--- Begin SUPPLIED INFORMATION ---
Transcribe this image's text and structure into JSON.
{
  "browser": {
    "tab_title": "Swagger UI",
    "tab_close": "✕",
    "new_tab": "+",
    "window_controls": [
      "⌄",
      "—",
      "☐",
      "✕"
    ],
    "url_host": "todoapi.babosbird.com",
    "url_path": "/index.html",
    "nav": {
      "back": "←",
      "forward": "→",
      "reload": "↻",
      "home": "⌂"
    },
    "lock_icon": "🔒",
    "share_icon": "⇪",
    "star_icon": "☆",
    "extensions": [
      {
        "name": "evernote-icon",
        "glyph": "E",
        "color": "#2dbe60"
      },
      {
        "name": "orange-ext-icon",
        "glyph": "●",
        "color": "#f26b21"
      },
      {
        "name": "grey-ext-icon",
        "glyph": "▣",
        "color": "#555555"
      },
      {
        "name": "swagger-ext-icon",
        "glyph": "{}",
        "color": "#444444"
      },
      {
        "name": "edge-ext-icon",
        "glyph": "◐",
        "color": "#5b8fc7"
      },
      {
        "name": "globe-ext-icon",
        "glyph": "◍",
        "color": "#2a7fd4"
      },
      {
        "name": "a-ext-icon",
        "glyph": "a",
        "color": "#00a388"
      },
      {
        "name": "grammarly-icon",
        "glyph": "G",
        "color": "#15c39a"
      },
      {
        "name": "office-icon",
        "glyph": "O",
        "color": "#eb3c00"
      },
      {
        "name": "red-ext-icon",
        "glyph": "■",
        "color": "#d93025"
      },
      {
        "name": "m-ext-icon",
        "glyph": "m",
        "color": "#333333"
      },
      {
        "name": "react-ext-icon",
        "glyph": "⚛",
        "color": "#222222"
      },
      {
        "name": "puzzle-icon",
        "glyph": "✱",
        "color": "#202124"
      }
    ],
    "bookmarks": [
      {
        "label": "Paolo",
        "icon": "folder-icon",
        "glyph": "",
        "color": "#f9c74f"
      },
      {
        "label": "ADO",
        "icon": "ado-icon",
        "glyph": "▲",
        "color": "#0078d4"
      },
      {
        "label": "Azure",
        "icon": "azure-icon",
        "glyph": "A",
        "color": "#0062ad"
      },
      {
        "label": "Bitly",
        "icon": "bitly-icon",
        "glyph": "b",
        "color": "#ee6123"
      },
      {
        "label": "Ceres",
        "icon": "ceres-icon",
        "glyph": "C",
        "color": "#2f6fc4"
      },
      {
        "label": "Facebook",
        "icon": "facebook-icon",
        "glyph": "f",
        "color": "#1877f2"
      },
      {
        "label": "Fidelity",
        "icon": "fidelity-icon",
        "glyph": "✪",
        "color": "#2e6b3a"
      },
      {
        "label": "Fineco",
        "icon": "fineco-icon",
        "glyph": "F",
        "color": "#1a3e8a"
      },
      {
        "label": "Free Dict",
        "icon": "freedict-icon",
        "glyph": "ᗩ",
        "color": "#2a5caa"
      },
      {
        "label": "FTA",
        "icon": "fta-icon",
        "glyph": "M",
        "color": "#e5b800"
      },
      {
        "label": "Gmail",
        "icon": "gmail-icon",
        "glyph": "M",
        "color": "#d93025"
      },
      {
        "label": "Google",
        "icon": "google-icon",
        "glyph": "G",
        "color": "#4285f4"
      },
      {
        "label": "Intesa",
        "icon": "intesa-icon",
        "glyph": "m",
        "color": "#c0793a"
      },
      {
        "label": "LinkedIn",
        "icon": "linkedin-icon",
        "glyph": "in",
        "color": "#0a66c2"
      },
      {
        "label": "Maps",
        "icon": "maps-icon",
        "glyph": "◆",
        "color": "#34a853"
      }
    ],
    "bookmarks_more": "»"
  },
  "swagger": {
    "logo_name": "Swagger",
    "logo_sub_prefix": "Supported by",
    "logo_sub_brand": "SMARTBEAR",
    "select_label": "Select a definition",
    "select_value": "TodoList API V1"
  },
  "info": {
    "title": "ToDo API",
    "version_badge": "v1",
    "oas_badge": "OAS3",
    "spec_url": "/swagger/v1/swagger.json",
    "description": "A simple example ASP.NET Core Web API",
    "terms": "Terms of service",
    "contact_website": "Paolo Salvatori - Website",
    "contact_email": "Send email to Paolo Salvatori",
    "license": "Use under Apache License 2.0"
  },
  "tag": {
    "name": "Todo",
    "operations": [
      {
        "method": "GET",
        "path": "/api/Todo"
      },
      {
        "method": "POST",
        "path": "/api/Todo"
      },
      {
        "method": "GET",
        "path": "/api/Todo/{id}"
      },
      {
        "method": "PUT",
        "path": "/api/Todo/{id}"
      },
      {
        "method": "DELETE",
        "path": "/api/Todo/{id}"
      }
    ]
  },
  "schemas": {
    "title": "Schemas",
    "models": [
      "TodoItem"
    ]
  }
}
--- End SUPPLIED INFORMATION ---
Extract all of the data above without altering anything.

> **TASK ANSWER**:
Transcribe this image's text and structure into JSON.
{
  "browser": {
    "tab_title": "Swagger UI",
    "tab_close": "✕",
    "new_tab": "+",
    "window_controls": [
      "⌄",
      "—",
      "☐",
      "✕"
    ],
    "url_host": "todoapi.babosbird.com",
    "url_path": "/index.html",
    "nav": {
      "back": "←",
      "forward": "→",
      "reload": "↻",
      "home": "⌂"
    },
    "lock_icon": "🔒",
    "share_icon": "⇪",
    "star_icon": "☆",
    "extensions": [
      {
        "name": "evernote-icon",
        "glyph": "E",
        "color": "#2dbe60"
      },
      {
        "name": "orange-ext-icon",
        "glyph": "●",
        "color": "#f26b21"
      },
      {
        "name": "grey-ext-icon",
        "glyph": "▣",
        "color": "#555555"
      },
      {
        "name": "swagger-ext-icon",
        "glyph": "{}",
        "color": "#444444"
      },
      {
        "name": "edge-ext-icon",
        "glyph": "◐",
        "color": "#5b8fc7"
      },
      {
        "name": "globe-ext-icon",
        "glyph": "◍",
        "color": "#2a7fd4"
      },
      {
        "name": "a-ext-icon",
        "glyph": "a",
        "color": "#00a388"
      },
      {
        "name": "grammarly-icon",
        "glyph": "G",
        "color": "#15c39a"
      },
      {
        "name": "office-icon",
        "glyph": "O",
        "color": "#eb3c00"
      },
      {
        "name": "red-ext-icon",
        "glyph": "■",
        "color": "#d93025"
      },
      {
        "name": "m-ext-icon",
        "glyph": "m",
        "color": "#333333"
      },
      {
        "name": "react-ext-icon",
        "glyph": "⚛",
        "color": "#222222"
      },
      {
        "name": "puzzle-icon",
        "glyph": "✱",
        "color": "#202124"
      }
    ],
    "bookmarks": [
      {
        "label": "Paolo",
        "icon": "folder-icon",
        "glyph": "",
        "color": "#f9c74f"
      },
      {
        "label": "ADO",
        "icon": "ado-icon",
        "glyph": "▲",
        "color": "#0078d4"
      },
      {
        "label": "Azure",
        "icon": "azure-icon",
        "glyph": "A",
        "color": "#0062ad"
      },
      {
        "label": "Bitly",
        "icon": "bitly-icon",
        "glyph": "b",
        "color": "#ee6123"
      },
      {
        "label": "Ceres",
        "icon": "ceres-icon",
        "glyph": "C",
        "color": "#2f6fc4"
      },
      {
        "label": "Facebook",
        "icon": "facebook-icon",
        "glyph": "f",
        "color": "#1877f2"
      },
      {
        "label": "Fidelity",
        "icon": "fidelity-icon",
        "glyph": "✪",
        "color": "#2e6b3a"
      },
      {
        "label": "Fineco",
        "icon": "fineco-icon",
        "glyph": "F",
        "color": "#1a3e8a"
      },
      {
        "label": "Free Dict",
        "icon": "freedict-icon",
        "glyph": "ᗩ",
        "color": "#2a5caa"
      },
      {
        "label": "FTA",
        "icon": "fta-icon",
        "glyph": "M",
        "color": "#e5b800"
      },
      {
        "label": "Gmail",
        "icon": "gmail-icon",
        "glyph": "M",
        "color": "#d93025"
      },
      {
        "label": "Google",
        "icon": "google-icon",
        "glyph": "G",
        "color": "#4285f4"
      },
      {
        "label": "Intesa",
        "icon": "intesa-icon",
        "glyph": "m",
        "color": "#c0793a"
      },
      {
        "label": "LinkedIn",
        "icon": "linkedin-icon",
        "glyph": "in",
        "color": "#0a66c2"
      },
      {
        "label": "Maps",
        "icon": "maps-icon",
        "glyph": "◆",
        "color": "#34a853"
      }
    ],
    "bookmarks_more": "»"
  },
  "swagger": {
    "logo_name": "Swagger",
    "logo_sub_prefix": "Supported by",
    "logo_sub_brand": "SMARTBEAR",
    "select_label": "Select a definition",
    "select_value": "TodoList API V1"
  },
  "info": {
    "title": "ToDo API",
    "version_badge": "v1",
    "oas_badge": "OAS3",
    "spec_url": "/swagger/v1/swagger.json",
    "description": "A simple example ASP.NET Core Web API",
    "terms": "Terms of service",
    "contact_website": "Paolo Salvatori - Website",
    "contact_email": "Send email to Paolo Salvatori",
    "license": "Use under Apache License 2.0"
  },
  "tag": {
    "name": "Todo",
    "operations": [
      {
        "method": "GET",
        "path": "/api/Todo"
      },
      {
        "method": "POST",
        "path": "/api/Todo"
      },
      {
        "method": "GET",
        "path": "/api/Todo/{id}"
      },
      {
        "method": "PUT",
        "path": "/api/Todo/{id}"
      },
      {
        "method": "DELETE",
        "path": "/api/Todo/{id}"
      }
    ]
  },
  "schemas": {
    "title": "Schemas",
    "models": [
      "TodoItem"
    ]
  }
}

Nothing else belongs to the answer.